**WHAT YOU NEED TO DO:** Check each line of the listing for the string "into", then state how many lines have it. Only the number is wanted.

**DATA EXCERPTS:**
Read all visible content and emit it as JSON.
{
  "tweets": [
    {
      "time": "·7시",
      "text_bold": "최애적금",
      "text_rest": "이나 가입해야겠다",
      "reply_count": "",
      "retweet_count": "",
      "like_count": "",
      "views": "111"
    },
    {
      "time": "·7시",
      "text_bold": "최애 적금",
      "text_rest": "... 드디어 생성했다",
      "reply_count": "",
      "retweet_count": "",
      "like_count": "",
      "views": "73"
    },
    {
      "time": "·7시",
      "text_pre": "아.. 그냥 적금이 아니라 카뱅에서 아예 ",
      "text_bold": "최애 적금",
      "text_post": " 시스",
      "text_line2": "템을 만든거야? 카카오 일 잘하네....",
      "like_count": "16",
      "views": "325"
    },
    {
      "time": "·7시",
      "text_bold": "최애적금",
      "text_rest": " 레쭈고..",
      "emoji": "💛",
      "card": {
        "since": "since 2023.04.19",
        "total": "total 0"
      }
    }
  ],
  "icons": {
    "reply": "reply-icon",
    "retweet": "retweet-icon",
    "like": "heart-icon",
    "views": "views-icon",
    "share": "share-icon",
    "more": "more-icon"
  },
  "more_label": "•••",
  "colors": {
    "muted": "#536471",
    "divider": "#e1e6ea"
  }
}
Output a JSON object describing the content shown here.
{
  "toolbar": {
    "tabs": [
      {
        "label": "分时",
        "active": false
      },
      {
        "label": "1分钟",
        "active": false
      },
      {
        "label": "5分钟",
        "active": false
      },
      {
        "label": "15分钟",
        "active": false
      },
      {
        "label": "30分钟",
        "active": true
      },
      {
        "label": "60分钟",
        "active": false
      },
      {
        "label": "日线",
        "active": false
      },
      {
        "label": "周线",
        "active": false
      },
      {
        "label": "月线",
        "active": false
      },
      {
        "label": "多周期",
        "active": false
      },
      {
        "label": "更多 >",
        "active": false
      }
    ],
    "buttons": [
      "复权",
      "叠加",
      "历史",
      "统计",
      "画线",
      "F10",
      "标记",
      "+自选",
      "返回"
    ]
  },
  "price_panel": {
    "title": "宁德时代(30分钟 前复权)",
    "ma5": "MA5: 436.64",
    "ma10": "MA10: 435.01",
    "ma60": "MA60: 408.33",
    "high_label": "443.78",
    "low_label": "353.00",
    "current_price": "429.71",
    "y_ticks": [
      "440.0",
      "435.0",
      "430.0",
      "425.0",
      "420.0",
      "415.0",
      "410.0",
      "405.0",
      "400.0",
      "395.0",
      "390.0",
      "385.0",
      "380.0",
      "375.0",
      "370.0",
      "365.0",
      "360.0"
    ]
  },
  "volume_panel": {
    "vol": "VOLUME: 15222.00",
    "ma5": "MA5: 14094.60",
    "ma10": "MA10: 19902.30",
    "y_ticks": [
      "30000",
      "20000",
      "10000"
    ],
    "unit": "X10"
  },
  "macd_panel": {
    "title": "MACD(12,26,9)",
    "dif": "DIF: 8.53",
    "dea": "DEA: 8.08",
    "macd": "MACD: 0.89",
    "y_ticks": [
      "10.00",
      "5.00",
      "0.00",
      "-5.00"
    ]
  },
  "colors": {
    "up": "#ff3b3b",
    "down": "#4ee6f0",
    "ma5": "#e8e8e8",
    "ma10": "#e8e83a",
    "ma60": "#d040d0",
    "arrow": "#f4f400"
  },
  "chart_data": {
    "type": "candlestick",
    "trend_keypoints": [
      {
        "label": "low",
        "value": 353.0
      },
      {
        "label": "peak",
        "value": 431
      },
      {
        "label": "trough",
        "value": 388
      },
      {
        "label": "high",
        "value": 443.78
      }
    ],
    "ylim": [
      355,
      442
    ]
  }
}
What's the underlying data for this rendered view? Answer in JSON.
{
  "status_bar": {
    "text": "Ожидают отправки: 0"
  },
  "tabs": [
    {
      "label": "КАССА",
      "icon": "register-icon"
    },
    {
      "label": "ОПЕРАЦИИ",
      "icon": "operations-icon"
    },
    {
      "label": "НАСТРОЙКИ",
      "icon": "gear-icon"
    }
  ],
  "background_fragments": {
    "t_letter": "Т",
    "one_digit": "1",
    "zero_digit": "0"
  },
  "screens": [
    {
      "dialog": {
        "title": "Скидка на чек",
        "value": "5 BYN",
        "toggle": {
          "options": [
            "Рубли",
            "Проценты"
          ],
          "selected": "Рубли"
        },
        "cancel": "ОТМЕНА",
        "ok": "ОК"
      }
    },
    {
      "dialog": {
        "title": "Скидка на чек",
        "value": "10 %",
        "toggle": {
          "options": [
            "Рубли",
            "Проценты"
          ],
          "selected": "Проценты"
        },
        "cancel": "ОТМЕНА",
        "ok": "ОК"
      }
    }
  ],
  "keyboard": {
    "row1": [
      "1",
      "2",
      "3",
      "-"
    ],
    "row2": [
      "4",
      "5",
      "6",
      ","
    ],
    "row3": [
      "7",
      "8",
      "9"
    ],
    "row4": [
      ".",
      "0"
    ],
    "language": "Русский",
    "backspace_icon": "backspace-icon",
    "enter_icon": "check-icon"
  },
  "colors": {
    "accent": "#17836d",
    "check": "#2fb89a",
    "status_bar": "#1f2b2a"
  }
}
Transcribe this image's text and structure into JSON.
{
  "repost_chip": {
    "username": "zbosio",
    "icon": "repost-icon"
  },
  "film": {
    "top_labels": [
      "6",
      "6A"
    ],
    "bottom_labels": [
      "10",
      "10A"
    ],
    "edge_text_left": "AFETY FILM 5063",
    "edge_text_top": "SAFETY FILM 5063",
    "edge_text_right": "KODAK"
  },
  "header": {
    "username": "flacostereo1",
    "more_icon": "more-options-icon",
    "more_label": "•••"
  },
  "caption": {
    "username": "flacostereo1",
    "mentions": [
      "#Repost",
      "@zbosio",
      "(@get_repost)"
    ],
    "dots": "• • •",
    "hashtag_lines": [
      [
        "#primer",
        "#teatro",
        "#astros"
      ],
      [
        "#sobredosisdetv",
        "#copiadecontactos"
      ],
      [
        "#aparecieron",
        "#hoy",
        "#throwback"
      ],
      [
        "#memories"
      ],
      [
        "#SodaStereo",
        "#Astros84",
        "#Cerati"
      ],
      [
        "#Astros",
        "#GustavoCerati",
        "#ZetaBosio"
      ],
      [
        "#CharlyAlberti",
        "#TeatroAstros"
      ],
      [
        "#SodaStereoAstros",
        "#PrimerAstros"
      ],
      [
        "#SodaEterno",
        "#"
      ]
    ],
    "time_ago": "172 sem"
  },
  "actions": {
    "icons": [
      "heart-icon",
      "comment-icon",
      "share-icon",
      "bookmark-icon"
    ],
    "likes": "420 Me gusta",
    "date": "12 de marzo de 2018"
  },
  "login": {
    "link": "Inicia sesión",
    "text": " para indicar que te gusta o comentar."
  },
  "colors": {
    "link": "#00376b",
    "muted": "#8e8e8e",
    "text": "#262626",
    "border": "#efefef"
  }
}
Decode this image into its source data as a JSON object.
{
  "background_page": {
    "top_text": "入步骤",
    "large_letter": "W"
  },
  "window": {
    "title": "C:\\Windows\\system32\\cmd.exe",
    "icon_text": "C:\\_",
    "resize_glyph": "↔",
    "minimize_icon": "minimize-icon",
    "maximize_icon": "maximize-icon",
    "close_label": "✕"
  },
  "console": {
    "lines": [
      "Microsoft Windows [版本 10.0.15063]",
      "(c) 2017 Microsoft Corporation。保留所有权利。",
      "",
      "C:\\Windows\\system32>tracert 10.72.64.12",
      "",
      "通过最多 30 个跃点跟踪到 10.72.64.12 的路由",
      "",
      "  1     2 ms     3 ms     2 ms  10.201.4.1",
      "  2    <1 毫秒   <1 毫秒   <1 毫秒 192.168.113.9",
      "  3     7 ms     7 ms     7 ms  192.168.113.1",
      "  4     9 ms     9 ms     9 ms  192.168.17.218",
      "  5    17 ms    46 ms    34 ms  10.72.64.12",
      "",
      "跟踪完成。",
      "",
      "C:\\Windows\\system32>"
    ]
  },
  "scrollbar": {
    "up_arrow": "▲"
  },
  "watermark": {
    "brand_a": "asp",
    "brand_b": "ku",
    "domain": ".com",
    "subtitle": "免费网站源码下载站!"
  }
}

**THE OUTPUT:** 2